- Work required -
Pick out each line in these entries that contains the string "opgegeven".

[Collected data entries]
START

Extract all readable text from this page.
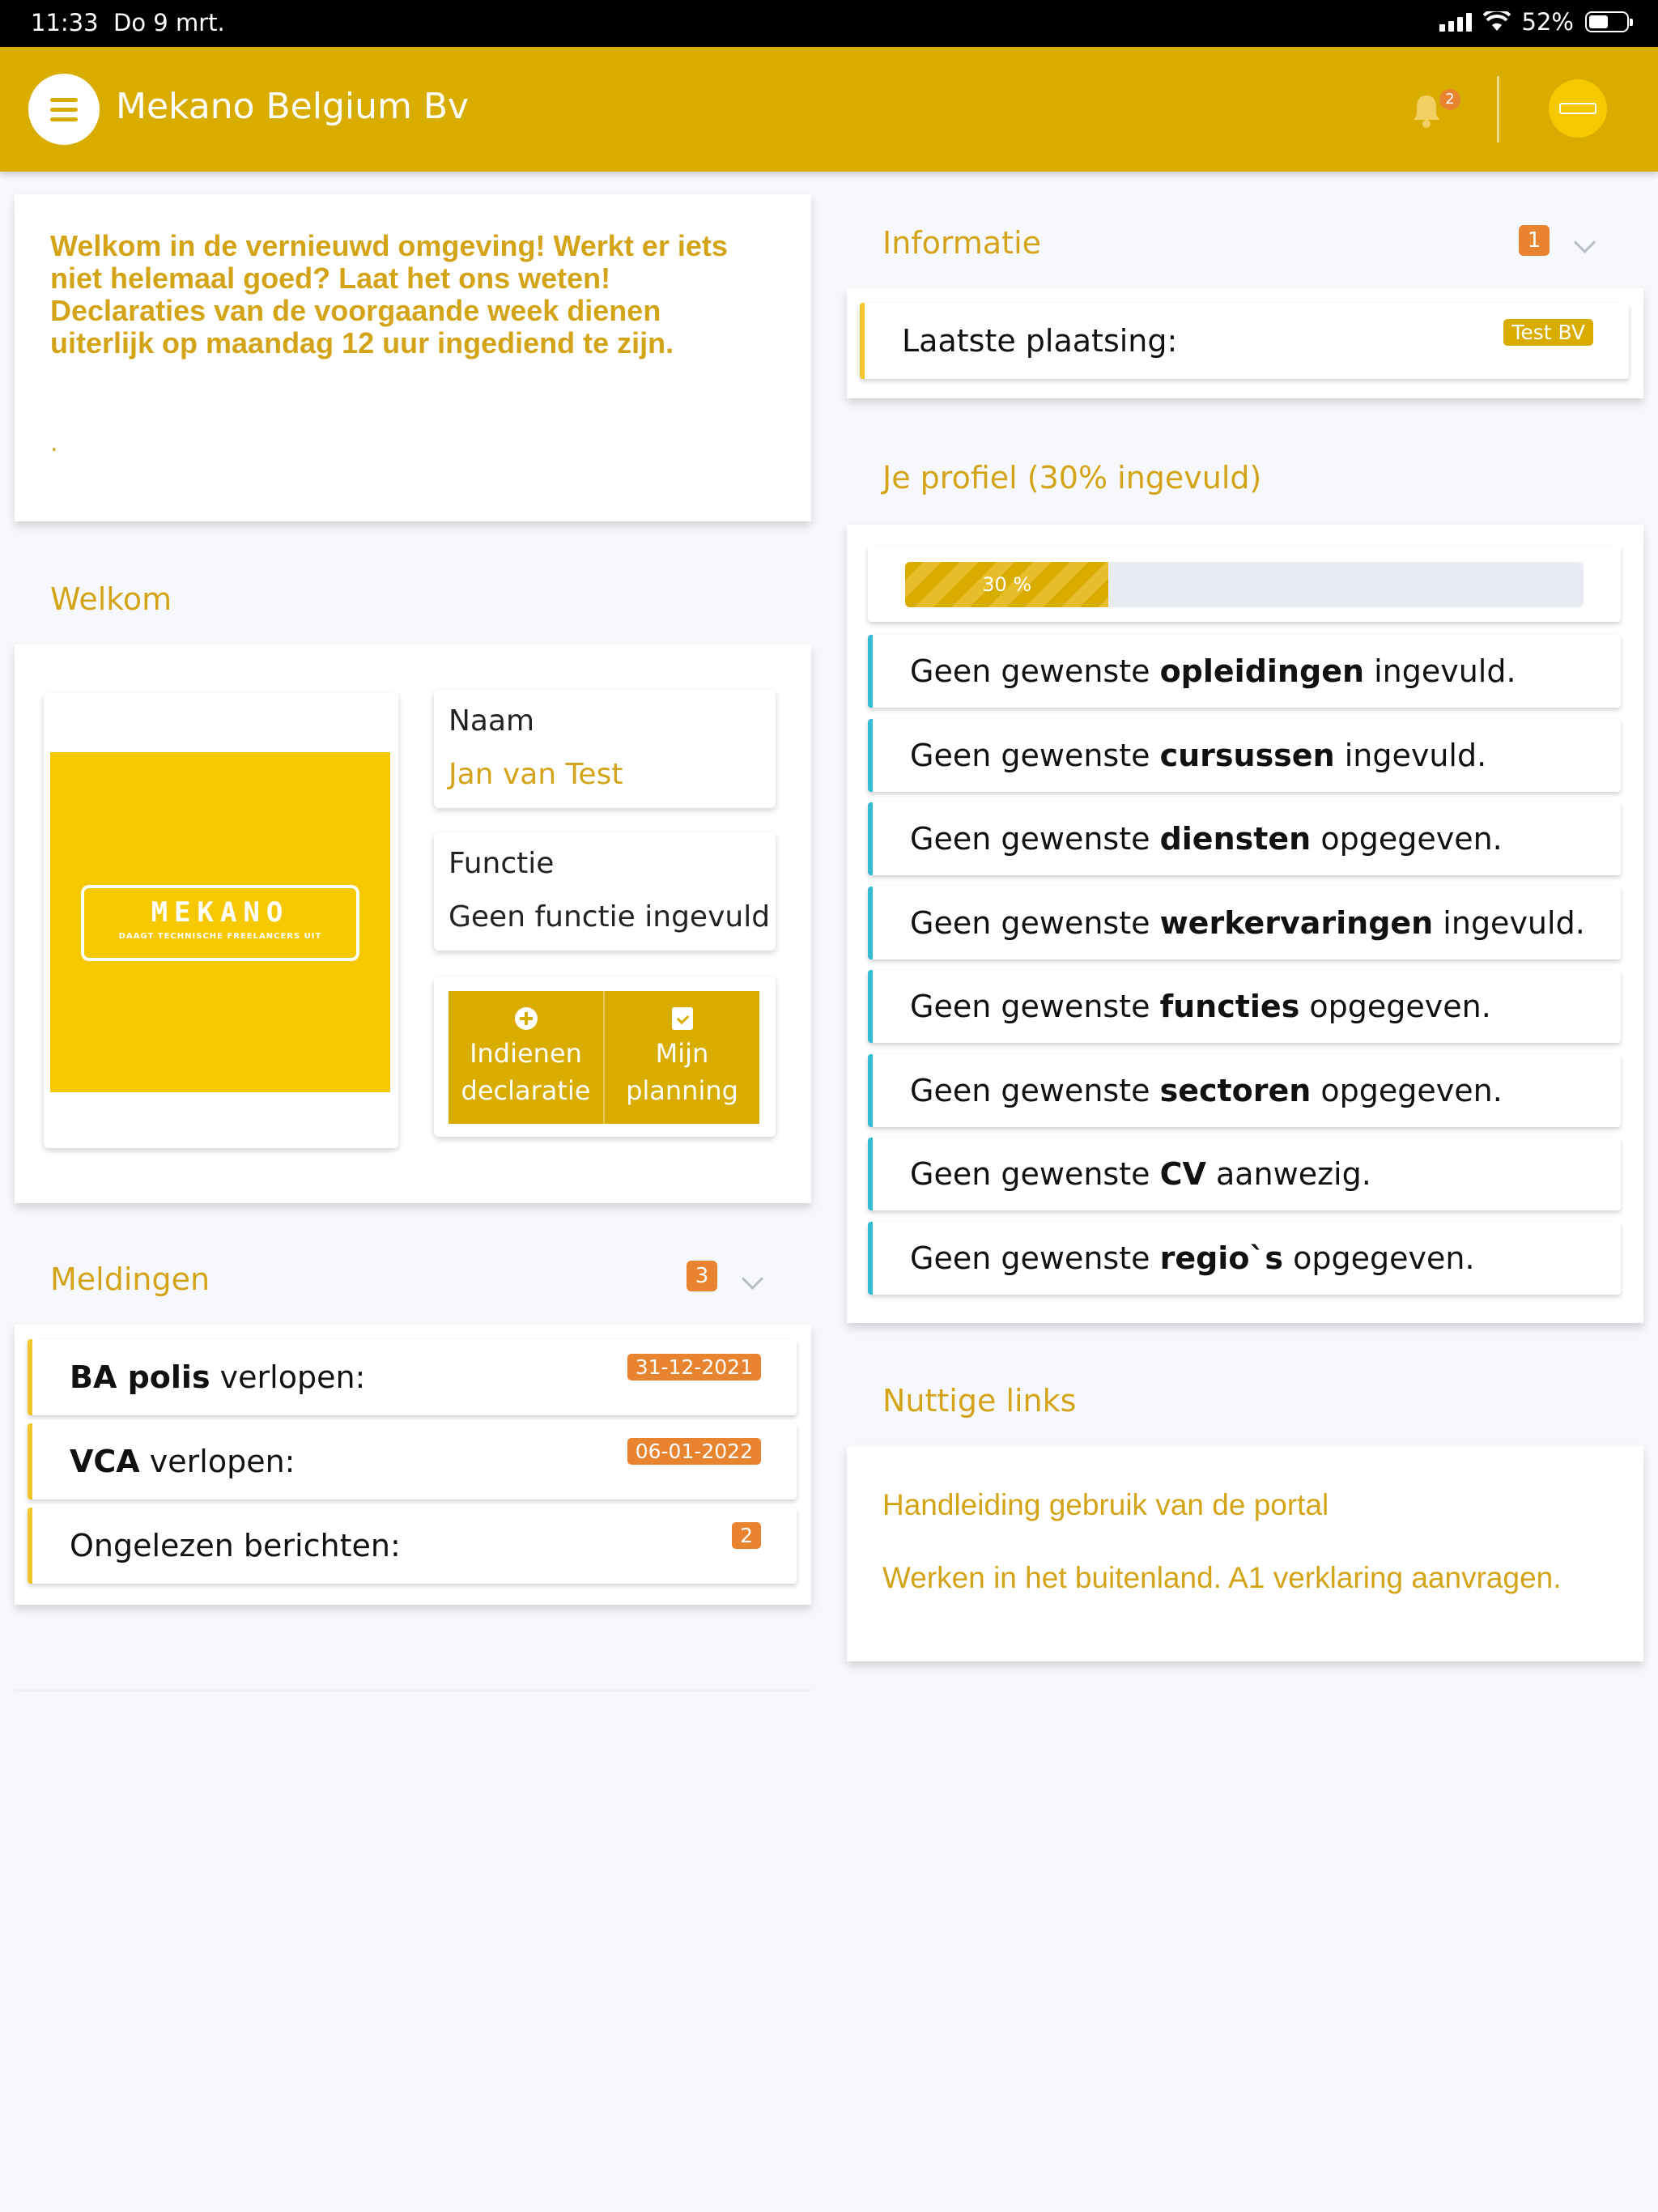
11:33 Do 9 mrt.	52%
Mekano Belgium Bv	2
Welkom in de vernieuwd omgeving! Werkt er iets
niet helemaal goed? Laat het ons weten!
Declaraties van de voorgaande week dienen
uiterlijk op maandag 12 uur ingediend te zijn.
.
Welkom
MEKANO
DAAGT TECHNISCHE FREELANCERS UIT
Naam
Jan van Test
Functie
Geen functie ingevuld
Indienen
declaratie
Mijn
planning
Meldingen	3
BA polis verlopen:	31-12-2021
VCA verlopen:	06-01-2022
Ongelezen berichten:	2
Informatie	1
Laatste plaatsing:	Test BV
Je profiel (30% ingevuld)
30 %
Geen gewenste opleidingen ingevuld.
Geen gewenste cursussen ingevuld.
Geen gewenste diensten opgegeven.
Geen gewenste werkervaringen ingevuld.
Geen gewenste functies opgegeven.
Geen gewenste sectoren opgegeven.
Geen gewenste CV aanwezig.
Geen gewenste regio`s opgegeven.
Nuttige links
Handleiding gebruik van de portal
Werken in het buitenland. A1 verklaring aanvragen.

END

- Result for this task -
Geen gewenste diensten opgegeven.
Geen gewenste functies opgegeven.
Geen gewenste sectoren opgegeven.
Geen gewenste regio`s opgegeven.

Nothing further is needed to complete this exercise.